--- Quoted passage ---
1. Field of the Invention
This invention relates to improvements in a solid electrochromic element.
2. Description of the Prior Art
The conventional solid electrochromic element has comprised a solid electrochromic substance layer and a dielectric material layer capable of causing an oxidation-reduction reaction, said two layers being laminated between two electrodes. This element has been such that when a DC field is applied between the two electrodes, an oxidation-reduction reaction is caused between said two layers to cause coloration of the electrochromic layer. However, in this conventional element, a great leakage current which does not directly contribute to the coloration flows between the two electrodes and this has led to a disadvantage that the power consumed is great.
A technique for overcoming such disadvantage is disclosed in Japanese Laid-Open Patent Publication No. 73749/1977. The electrochromic element disclosed in this publication will now be described with reference to FIG. 1 of the accompanying drawings.
The conventional element of FIG. 1 comprises one transparent electrode 2a laminated adjacent to a glass substrate 1, a dielectric material layer 3 composed of chromium oxide (Cr.sub.2 O.sub.3) laminated adjacent thereto, an electron blocking layer 4 composed of tantalum oxide (Ta.sub.2 O.sub.5) laminated adjacent thereto, a solid electrochromic substance layer 5 composed of tungsten trioxide (WO.sub.3) laminated adjacent thereto, and the other transparent electrode 2b laminated adjacent thereto.

--- Information provided ---

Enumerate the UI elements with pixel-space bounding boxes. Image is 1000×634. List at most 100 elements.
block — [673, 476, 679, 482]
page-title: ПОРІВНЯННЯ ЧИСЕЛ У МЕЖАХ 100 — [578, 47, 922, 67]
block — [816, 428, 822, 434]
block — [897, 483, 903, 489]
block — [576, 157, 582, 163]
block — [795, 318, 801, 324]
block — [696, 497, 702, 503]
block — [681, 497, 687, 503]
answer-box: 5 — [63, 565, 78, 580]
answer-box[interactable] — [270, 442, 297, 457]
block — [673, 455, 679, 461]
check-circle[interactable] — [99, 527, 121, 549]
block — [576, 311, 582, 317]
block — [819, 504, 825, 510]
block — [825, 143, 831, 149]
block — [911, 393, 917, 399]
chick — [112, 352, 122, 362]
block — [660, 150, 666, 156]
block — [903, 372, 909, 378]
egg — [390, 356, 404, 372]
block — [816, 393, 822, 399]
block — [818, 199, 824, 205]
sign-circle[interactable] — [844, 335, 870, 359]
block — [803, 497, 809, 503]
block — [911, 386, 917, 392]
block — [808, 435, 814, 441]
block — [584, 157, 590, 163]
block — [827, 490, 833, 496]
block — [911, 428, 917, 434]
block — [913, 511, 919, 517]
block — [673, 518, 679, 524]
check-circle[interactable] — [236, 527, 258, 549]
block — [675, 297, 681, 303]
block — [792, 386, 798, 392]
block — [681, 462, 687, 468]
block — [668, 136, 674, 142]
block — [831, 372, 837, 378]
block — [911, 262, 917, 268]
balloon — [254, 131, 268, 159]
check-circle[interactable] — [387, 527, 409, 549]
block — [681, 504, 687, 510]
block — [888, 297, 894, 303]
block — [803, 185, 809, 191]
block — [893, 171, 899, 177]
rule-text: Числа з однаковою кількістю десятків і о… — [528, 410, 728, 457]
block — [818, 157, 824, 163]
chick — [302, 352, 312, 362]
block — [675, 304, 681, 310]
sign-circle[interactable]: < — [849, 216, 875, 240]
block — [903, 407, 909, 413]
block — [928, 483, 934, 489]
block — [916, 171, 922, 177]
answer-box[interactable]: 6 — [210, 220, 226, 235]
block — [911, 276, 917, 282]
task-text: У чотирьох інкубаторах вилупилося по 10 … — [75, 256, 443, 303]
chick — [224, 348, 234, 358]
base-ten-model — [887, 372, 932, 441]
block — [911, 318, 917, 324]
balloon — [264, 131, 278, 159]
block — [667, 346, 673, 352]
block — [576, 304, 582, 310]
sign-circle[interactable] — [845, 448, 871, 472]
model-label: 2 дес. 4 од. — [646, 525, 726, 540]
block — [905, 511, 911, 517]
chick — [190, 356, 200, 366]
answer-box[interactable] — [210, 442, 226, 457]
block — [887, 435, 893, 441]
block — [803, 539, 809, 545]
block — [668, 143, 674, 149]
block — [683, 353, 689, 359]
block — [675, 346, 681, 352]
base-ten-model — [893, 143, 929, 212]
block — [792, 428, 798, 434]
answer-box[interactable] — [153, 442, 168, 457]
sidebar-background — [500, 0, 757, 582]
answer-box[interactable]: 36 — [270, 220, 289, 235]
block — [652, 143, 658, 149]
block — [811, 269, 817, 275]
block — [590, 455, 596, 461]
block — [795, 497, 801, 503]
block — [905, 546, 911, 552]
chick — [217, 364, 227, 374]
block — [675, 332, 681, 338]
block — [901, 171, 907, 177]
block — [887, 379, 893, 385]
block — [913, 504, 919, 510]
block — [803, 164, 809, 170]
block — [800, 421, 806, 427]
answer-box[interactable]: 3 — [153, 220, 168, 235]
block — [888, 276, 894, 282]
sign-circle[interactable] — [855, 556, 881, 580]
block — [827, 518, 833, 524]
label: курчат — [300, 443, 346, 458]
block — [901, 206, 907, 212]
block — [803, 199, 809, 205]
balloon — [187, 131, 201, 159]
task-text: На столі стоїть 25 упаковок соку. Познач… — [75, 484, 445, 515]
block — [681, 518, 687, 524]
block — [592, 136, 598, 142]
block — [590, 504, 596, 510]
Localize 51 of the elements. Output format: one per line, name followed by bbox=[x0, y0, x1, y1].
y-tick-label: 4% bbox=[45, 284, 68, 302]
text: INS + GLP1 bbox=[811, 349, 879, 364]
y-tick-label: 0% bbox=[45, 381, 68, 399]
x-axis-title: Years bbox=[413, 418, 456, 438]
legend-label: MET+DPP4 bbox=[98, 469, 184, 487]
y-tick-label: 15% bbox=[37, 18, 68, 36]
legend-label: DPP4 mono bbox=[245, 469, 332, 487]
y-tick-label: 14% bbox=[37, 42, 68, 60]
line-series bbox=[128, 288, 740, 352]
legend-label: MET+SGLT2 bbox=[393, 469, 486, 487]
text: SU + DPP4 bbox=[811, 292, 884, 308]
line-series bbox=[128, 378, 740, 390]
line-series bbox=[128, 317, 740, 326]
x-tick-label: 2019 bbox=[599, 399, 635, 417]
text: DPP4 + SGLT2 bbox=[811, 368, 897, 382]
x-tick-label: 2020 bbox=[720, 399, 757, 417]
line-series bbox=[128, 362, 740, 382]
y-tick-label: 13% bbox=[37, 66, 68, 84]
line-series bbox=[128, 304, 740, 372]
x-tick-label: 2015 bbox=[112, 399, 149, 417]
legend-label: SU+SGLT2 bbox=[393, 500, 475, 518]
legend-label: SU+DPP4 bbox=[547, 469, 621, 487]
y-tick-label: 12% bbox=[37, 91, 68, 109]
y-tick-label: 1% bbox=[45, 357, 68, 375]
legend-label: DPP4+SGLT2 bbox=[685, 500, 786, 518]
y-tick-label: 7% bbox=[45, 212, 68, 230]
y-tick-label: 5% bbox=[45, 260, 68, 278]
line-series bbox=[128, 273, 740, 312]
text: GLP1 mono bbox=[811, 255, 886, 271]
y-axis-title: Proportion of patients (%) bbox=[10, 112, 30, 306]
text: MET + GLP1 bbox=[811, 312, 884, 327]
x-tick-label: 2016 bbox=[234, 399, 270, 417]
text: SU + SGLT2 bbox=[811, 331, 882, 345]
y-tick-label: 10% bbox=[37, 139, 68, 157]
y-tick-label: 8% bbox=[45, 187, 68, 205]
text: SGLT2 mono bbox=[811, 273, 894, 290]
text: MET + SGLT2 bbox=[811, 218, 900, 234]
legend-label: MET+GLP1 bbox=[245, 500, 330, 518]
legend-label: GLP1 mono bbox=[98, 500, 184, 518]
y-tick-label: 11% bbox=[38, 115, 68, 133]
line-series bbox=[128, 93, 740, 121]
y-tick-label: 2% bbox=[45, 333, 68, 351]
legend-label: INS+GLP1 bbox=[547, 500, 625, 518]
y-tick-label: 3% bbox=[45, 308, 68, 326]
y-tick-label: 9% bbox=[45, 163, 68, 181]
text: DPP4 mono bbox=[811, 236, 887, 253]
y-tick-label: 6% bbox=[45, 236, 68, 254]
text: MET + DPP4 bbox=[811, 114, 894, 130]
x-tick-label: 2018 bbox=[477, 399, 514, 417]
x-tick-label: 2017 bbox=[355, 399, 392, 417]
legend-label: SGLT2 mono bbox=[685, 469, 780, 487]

--- Exercise details ---
Carry on the patent text on the solid electrochromic element past its last sentence, keeping its technical voice.

--- Result for this exercise ---
The electron blocking layer 4 of course blocks the movement of electrons. The electron blocking layer 4 is considered to permit the movement of ions in order for the two layers 3 and 5 to cause an oxidation-reduction reaction therebetween.
The operation of this element will hereinafter be described.
When a main switch is closed and the electrodes 2a and 2b are connected to the positive pole and the negative pole, respectively, of a DC power source S, the solid electrochromic substance layer 5 and the dielectric material layer 3 cause an oxidation-reduction reaction therebetween and the electrochromic substance layer 5 produces a color. The electron blocking layer 4 blocks the electrons moving between the electrodes which do not contribute to the oxidation-reduction reaction, namely, the leakage current.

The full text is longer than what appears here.